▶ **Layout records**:
■ ■ ■ ■ ■ ■ ■
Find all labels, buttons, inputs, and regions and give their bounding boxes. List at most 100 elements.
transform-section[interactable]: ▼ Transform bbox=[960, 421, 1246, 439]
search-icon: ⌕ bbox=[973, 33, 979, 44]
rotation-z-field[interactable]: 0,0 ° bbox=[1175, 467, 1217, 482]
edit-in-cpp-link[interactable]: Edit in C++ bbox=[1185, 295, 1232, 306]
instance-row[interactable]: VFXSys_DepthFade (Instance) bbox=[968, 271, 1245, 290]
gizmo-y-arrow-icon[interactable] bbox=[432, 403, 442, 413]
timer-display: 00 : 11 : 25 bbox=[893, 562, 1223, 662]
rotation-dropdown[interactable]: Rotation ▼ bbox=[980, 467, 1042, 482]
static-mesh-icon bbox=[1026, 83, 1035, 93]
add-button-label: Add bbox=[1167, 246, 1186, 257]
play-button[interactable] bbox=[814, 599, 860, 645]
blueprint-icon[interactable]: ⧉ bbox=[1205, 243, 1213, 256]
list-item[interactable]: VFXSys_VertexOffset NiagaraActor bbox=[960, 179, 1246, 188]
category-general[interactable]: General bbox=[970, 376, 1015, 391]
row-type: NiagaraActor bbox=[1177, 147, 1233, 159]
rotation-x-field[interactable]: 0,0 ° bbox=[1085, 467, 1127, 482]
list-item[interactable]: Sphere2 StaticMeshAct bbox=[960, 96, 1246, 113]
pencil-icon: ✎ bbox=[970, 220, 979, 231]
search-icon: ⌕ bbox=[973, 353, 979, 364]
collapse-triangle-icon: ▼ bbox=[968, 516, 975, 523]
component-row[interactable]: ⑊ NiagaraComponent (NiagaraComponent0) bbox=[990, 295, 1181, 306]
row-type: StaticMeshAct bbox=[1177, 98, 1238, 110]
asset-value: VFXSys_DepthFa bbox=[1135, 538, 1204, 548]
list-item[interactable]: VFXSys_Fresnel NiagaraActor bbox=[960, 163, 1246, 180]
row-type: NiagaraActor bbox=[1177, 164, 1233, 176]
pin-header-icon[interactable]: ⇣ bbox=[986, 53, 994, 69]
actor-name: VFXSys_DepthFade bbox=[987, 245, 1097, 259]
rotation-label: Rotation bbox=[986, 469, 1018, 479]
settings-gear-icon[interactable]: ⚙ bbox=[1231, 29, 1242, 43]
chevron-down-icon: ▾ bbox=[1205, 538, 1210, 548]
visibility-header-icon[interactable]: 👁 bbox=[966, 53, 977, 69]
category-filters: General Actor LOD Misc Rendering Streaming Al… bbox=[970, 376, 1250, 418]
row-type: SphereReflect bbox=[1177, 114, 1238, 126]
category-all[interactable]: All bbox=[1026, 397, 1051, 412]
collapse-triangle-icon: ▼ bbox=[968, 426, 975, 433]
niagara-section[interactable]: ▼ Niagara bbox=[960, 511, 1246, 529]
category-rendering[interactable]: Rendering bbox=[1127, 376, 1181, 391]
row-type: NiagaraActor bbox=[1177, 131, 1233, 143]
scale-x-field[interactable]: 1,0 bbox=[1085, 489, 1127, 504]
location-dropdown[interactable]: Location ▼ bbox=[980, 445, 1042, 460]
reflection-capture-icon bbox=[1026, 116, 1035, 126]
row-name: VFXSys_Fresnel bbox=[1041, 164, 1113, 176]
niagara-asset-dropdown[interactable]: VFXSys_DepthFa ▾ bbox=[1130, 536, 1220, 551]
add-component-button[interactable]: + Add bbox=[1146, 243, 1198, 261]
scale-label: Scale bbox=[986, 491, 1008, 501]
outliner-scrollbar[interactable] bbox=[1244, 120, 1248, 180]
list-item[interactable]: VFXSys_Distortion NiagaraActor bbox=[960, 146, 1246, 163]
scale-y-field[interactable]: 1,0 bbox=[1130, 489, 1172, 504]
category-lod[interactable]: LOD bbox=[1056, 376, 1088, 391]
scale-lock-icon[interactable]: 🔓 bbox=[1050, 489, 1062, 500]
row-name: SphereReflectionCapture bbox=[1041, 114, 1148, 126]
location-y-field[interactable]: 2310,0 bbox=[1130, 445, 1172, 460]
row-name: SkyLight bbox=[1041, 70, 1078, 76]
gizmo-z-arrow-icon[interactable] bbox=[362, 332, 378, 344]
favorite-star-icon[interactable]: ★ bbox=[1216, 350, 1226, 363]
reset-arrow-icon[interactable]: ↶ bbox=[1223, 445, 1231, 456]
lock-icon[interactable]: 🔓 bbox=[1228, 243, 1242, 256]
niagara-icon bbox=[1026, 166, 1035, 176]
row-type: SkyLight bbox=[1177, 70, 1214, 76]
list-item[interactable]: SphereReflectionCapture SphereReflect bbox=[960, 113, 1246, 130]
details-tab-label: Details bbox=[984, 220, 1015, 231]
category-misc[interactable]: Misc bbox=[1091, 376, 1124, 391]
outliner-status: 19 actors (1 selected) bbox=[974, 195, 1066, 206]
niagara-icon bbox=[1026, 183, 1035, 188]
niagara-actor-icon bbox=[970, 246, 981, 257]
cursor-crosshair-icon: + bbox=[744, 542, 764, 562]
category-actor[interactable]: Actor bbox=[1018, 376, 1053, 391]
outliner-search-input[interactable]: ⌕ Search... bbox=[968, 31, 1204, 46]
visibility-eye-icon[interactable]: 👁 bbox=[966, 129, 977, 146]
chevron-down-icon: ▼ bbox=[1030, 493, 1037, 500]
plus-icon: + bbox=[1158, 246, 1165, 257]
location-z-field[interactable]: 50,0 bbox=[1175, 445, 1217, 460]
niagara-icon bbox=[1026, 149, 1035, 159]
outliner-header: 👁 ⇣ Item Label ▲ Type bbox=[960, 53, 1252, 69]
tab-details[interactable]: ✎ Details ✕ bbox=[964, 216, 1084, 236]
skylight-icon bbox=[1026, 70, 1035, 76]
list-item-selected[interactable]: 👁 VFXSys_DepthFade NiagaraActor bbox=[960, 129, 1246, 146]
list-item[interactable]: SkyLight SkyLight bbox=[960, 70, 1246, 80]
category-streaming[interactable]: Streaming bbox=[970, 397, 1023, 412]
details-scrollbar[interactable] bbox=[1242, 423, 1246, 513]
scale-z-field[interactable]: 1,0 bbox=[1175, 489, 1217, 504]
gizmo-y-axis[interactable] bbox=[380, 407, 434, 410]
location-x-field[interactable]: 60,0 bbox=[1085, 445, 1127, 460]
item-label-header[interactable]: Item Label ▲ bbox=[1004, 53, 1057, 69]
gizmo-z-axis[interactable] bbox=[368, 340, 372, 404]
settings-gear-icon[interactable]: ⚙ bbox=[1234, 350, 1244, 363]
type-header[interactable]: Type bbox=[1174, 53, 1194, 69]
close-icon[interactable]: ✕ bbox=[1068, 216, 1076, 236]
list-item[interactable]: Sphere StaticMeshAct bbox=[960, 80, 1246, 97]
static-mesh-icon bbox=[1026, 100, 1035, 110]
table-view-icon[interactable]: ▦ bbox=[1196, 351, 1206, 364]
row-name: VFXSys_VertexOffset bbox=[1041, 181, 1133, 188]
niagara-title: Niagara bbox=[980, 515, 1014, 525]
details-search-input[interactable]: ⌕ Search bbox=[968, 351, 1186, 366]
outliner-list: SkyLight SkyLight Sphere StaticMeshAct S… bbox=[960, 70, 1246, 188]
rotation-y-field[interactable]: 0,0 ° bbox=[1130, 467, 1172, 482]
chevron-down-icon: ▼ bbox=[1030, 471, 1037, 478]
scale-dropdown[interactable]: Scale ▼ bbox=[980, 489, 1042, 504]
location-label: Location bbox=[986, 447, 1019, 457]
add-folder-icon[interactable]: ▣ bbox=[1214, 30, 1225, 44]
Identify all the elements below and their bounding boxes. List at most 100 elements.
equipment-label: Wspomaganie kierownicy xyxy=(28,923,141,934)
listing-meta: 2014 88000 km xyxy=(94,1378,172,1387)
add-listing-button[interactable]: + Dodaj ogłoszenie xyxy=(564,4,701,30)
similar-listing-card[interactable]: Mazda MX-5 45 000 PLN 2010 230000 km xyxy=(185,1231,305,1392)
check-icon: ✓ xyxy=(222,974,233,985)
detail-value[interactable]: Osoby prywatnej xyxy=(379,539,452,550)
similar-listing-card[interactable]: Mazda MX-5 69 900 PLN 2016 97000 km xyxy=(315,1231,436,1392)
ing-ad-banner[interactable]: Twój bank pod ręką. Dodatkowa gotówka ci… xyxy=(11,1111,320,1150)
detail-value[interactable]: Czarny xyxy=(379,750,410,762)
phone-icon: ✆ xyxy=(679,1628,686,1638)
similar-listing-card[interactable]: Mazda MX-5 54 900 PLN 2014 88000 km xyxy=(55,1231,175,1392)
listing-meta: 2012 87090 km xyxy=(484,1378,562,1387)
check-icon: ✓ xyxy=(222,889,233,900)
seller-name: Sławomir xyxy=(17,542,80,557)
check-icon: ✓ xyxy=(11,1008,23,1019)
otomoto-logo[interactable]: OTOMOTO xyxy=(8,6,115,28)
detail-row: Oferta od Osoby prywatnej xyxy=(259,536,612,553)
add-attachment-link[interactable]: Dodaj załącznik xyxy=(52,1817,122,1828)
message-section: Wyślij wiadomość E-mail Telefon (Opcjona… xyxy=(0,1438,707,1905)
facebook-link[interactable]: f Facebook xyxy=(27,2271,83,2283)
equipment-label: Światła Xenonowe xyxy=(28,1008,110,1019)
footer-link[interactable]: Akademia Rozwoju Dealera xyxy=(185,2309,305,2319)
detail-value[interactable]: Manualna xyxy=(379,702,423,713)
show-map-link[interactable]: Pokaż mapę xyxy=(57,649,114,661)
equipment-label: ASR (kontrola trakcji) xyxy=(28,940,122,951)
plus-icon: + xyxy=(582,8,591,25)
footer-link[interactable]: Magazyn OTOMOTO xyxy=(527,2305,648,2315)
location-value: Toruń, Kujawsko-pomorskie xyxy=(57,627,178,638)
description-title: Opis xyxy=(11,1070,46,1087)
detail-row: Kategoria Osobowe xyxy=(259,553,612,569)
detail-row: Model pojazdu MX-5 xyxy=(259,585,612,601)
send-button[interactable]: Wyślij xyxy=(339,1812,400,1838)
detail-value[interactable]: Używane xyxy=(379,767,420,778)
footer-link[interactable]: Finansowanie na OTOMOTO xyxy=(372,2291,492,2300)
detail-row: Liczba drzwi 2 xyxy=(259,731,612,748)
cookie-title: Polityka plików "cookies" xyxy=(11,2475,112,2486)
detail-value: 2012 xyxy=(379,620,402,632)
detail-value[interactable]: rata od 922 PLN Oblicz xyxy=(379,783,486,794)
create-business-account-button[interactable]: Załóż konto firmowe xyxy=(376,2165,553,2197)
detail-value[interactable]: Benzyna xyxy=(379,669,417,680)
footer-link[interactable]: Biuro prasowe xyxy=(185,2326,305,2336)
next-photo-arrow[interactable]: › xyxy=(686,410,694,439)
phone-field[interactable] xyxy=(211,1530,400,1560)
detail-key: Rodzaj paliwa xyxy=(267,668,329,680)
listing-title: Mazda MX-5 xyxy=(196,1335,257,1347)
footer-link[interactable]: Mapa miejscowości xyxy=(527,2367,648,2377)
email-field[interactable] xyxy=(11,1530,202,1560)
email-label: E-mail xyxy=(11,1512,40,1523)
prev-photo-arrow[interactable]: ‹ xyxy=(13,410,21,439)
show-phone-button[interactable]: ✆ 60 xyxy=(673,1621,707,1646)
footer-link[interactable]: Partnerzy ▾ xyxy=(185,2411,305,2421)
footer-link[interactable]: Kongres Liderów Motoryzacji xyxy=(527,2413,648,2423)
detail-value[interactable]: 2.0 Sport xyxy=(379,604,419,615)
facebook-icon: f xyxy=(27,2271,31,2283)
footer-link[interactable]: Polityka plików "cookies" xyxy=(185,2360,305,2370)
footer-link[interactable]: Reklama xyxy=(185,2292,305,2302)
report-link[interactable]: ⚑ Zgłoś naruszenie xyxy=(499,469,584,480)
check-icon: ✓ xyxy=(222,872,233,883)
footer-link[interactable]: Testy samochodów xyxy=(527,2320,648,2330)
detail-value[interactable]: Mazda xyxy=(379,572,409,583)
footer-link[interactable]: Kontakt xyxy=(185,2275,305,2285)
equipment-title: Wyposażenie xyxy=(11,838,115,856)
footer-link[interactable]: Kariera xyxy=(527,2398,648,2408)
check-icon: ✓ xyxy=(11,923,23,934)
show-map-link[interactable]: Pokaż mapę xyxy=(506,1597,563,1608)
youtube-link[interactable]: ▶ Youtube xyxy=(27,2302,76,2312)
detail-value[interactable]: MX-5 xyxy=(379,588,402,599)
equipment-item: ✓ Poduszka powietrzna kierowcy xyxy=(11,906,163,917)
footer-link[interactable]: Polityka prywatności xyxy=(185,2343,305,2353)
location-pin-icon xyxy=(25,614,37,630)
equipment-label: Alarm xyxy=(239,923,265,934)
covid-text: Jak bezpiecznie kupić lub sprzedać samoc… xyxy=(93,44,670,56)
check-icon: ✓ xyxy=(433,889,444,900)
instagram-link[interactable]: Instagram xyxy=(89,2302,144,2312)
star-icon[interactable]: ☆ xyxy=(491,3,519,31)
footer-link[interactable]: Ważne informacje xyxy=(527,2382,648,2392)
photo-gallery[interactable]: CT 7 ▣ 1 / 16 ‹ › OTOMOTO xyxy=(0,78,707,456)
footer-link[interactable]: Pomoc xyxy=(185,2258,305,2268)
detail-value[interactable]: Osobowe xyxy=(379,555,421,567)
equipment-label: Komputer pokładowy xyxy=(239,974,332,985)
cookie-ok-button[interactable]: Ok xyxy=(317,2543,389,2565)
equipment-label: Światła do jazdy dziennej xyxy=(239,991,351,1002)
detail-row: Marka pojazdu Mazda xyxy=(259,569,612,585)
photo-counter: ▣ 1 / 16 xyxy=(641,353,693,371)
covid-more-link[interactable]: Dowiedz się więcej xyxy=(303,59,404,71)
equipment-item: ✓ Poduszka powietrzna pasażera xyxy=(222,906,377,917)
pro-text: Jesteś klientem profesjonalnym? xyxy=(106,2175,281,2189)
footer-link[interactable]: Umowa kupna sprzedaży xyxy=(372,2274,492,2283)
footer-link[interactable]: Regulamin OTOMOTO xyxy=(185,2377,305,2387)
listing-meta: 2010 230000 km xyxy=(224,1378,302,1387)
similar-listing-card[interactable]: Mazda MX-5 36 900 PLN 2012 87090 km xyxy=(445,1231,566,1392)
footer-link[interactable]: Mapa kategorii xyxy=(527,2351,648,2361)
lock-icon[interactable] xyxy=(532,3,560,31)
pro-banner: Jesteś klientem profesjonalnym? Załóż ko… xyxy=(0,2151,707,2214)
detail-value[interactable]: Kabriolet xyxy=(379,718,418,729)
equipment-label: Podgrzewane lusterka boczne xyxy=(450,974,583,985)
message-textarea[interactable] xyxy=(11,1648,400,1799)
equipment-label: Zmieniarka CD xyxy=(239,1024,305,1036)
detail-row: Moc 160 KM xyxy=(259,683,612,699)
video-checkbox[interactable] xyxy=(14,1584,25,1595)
■ ■ ■ ■ ■ ■ ■
▶ **What you should do**:
In the rows from the first one through the line containing "pin-header-icon[interactable]: ⇣ bbox=[986, 53, 994, 69]", inclusive, switch every "NiagaraActor" to "NiagaraEmitter". Then give those lines again with everything else unchanged.

▶ **Completed exercise**:
Find all labels, buttons, inputs, and regions and give their bounding boxes. List at most 100 elements.
transform-section[interactable]: ▼ Transform bbox=[960, 421, 1246, 439]
search-icon: ⌕ bbox=[973, 33, 979, 44]
rotation-z-field[interactable]: 0,0 ° bbox=[1175, 467, 1217, 482]
edit-in-cpp-link[interactable]: Edit in C++ bbox=[1185, 295, 1232, 306]
instance-row[interactable]: VFXSys_DepthFade (Instance) bbox=[968, 271, 1245, 290]
gizmo-y-arrow-icon[interactable] bbox=[432, 403, 442, 413]
timer-display: 00 : 11 : 25 bbox=[893, 562, 1223, 662]
rotation-dropdown[interactable]: Rotation ▼ bbox=[980, 467, 1042, 482]
static-mesh-icon bbox=[1026, 83, 1035, 93]
add-button-label: Add bbox=[1167, 246, 1186, 257]
play-button[interactable] bbox=[814, 599, 860, 645]
blueprint-icon[interactable]: ⧉ bbox=[1205, 243, 1213, 256]
list-item[interactable]: VFXSys_VertexOffset NiagaraEmitter bbox=[960, 179, 1246, 188]
category-general[interactable]: General bbox=[970, 376, 1015, 391]
row-type: NiagaraEmitter bbox=[1177, 147, 1233, 159]
rotation-x-field[interactable]: 0,0 ° bbox=[1085, 467, 1127, 482]
list-item[interactable]: Sphere2 StaticMeshAct bbox=[960, 96, 1246, 113]
pencil-icon: ✎ bbox=[970, 220, 979, 231]
search-icon: ⌕ bbox=[973, 353, 979, 364]
collapse-triangle-icon: ▼ bbox=[968, 516, 975, 523]
component-row[interactable]: ⑊ NiagaraComponent (NiagaraComponent0) bbox=[990, 295, 1181, 306]
row-type: StaticMeshAct bbox=[1177, 98, 1238, 110]
asset-value: VFXSys_DepthFa bbox=[1135, 538, 1204, 548]
list-item[interactable]: VFXSys_Fresnel NiagaraEmitter bbox=[960, 163, 1246, 180]
row-type: NiagaraEmitter bbox=[1177, 164, 1233, 176]
pin-header-icon[interactable]: ⇣ bbox=[986, 53, 994, 69]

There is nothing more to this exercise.